Collected data entries:
•••

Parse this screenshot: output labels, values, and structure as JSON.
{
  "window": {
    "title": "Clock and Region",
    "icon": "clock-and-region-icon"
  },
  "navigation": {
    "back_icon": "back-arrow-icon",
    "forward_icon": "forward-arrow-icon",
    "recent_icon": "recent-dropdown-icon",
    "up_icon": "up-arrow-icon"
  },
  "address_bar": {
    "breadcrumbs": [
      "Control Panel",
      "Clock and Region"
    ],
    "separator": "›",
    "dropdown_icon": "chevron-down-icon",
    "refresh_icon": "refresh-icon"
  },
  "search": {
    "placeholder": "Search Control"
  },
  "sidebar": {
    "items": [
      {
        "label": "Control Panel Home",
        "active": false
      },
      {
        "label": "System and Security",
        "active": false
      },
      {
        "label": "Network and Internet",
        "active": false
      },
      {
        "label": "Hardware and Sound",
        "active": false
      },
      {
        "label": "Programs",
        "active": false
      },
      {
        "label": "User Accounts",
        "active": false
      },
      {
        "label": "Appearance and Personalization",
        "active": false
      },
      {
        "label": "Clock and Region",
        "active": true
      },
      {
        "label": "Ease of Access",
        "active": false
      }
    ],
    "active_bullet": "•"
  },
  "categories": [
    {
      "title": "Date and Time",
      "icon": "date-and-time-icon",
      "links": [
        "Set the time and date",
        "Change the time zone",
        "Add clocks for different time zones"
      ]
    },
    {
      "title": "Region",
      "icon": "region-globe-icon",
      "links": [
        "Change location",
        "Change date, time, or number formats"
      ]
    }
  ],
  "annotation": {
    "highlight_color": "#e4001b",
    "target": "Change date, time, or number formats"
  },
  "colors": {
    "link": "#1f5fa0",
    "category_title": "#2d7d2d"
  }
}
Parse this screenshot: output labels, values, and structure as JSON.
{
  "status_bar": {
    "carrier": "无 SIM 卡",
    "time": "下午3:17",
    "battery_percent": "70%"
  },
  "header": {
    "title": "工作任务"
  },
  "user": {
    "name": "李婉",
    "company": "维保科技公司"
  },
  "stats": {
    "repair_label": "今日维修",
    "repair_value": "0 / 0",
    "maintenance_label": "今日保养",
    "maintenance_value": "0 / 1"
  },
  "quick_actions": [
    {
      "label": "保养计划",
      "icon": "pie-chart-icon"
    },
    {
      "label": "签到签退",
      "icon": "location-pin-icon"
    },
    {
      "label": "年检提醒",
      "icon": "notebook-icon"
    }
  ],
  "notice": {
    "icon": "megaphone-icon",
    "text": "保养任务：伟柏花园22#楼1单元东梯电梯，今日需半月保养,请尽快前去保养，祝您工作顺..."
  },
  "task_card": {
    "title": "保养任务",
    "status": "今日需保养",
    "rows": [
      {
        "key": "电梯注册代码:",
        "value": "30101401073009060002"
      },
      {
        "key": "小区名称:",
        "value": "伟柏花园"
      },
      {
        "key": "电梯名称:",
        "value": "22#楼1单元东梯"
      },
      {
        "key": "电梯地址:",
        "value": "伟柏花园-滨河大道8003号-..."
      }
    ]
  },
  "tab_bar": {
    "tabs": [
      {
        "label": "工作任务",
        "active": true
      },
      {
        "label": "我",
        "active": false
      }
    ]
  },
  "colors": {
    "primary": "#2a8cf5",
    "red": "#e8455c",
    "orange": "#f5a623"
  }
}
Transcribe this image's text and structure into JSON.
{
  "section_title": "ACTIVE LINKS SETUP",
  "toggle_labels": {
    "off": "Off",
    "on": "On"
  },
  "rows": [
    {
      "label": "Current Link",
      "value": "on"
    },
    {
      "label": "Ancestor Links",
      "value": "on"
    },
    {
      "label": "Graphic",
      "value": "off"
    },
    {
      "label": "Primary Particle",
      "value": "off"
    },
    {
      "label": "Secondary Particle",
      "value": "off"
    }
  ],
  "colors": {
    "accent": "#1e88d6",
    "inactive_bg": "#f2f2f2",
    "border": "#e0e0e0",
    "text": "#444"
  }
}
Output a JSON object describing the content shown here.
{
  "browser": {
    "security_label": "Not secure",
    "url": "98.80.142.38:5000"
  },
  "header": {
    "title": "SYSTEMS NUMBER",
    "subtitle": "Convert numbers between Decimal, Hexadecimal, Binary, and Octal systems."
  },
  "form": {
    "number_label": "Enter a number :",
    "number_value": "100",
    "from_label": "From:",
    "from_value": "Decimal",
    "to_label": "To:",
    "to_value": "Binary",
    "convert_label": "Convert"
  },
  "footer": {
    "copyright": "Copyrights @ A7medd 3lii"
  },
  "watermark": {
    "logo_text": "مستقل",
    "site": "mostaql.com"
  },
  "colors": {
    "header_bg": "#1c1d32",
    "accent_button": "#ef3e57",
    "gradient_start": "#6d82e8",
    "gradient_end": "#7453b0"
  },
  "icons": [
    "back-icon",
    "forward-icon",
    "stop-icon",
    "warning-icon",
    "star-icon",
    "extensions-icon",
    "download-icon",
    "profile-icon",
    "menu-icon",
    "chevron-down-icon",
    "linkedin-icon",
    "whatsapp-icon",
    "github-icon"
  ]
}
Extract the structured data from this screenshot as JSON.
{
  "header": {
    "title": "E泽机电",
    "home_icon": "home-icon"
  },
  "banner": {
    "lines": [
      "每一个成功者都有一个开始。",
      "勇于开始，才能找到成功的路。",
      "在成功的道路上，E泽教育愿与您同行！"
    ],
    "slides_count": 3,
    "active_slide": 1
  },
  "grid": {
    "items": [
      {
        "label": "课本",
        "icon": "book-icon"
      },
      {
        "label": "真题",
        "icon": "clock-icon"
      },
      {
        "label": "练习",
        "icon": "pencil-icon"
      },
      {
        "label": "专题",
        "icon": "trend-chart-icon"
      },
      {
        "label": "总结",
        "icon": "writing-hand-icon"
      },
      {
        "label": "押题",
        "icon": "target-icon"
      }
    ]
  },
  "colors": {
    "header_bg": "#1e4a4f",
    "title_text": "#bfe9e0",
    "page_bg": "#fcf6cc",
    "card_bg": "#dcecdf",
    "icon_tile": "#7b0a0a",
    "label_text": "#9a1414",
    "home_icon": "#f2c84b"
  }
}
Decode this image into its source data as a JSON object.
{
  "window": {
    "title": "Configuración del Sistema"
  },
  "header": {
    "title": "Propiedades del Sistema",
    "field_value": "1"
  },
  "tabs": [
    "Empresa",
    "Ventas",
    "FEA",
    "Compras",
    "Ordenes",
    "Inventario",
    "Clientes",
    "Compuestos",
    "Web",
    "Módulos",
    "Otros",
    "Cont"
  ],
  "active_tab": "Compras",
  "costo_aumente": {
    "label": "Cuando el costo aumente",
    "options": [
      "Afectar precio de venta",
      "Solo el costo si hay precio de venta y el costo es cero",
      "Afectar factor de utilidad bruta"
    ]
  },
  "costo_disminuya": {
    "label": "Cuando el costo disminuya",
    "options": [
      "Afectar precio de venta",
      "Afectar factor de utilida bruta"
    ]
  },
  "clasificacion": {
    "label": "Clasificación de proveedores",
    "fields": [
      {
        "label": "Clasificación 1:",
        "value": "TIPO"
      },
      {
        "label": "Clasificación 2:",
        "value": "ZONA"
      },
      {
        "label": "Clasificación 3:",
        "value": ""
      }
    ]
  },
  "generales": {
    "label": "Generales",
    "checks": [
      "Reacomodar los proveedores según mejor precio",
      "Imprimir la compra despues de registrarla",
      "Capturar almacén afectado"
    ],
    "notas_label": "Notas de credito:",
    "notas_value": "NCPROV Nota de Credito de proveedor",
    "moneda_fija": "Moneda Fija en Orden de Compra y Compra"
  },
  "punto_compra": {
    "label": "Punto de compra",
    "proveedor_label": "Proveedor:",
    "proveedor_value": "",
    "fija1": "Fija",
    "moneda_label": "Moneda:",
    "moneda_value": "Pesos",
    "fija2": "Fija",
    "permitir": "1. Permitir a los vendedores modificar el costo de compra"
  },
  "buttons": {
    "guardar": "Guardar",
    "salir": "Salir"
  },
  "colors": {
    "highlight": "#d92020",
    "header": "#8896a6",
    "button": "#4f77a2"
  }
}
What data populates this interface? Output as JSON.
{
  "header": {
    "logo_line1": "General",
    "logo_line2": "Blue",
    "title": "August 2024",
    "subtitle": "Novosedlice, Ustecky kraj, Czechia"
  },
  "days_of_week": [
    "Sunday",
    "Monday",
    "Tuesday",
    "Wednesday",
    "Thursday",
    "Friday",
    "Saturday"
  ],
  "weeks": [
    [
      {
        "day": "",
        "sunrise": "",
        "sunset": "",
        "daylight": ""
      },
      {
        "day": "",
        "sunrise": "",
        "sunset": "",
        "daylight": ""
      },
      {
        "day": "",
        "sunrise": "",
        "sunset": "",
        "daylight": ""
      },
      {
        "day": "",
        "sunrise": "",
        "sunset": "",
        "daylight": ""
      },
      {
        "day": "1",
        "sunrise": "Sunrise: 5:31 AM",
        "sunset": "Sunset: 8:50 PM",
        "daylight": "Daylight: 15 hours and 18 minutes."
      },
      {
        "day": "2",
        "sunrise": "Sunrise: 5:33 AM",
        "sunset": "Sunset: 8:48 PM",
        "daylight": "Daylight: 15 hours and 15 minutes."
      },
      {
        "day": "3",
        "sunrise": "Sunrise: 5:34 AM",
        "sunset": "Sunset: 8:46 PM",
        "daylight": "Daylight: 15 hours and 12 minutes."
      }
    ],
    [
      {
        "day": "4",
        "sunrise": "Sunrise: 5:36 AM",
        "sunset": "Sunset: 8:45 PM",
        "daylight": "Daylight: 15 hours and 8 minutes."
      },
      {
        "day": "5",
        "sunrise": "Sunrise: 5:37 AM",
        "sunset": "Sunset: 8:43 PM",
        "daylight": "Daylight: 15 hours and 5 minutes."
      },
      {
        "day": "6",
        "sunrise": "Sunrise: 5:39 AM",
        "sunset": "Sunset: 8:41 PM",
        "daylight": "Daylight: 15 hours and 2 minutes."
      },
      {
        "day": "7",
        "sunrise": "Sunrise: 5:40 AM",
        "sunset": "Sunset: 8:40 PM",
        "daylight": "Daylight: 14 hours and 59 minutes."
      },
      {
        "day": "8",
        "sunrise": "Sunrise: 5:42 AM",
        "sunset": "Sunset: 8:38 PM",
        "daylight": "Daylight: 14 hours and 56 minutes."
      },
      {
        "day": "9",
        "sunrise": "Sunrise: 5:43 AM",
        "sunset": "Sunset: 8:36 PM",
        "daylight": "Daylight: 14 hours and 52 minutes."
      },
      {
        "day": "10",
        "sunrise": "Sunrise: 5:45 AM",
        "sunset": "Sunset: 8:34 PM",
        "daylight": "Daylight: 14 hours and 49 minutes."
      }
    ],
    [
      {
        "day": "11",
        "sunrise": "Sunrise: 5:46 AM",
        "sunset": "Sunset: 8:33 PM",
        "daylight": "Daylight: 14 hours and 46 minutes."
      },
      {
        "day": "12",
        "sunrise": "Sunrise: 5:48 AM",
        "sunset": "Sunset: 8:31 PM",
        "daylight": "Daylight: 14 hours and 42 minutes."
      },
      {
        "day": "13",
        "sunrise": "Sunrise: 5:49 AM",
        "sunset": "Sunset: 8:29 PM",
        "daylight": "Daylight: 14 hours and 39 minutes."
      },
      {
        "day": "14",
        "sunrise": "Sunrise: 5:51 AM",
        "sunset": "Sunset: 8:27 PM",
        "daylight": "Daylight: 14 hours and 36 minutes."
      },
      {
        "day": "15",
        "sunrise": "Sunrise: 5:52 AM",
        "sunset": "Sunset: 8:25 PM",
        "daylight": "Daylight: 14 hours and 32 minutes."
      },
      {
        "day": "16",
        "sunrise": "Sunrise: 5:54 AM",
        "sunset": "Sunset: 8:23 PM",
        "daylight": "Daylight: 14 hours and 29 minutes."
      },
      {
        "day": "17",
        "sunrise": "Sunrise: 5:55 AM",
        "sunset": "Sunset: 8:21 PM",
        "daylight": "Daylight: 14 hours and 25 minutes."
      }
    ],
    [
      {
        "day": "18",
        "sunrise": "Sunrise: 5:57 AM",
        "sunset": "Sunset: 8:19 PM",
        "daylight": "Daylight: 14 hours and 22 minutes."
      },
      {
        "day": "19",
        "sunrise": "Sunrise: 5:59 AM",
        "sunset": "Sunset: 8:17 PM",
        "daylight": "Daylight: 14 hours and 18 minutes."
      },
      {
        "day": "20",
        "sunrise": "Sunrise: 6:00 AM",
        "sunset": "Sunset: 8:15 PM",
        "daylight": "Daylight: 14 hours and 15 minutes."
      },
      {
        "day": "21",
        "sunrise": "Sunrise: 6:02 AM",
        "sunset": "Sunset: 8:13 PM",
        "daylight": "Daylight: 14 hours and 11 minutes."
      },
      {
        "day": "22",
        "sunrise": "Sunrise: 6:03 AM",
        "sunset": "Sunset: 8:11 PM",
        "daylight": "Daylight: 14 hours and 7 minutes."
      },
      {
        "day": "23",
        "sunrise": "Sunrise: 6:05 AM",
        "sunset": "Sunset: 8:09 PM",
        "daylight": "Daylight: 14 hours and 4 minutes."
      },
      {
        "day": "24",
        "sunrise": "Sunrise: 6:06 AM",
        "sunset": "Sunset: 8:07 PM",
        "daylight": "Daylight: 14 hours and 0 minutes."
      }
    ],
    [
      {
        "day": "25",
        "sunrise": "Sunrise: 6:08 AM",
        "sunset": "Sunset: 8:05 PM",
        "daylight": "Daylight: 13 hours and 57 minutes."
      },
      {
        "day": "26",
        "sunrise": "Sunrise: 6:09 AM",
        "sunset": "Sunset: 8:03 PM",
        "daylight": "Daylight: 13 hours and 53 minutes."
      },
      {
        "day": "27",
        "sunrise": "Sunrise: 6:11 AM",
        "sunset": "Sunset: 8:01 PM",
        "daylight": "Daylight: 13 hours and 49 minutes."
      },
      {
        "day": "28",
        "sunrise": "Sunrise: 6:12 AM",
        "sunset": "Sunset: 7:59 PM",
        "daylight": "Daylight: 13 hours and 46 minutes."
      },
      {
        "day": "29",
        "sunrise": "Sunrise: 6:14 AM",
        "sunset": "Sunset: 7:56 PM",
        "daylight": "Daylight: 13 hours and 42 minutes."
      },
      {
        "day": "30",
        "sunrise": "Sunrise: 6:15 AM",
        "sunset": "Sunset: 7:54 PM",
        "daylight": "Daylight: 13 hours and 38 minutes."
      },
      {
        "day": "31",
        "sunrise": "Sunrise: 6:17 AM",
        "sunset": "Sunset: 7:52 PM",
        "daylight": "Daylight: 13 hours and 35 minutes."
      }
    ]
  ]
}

•••

• _YOUR INSTRUCTIONS_
Some lines of the records may hold the word "target". How many do? Answer with a number and nothing else.

• _WRITTEN SOLUTION_
2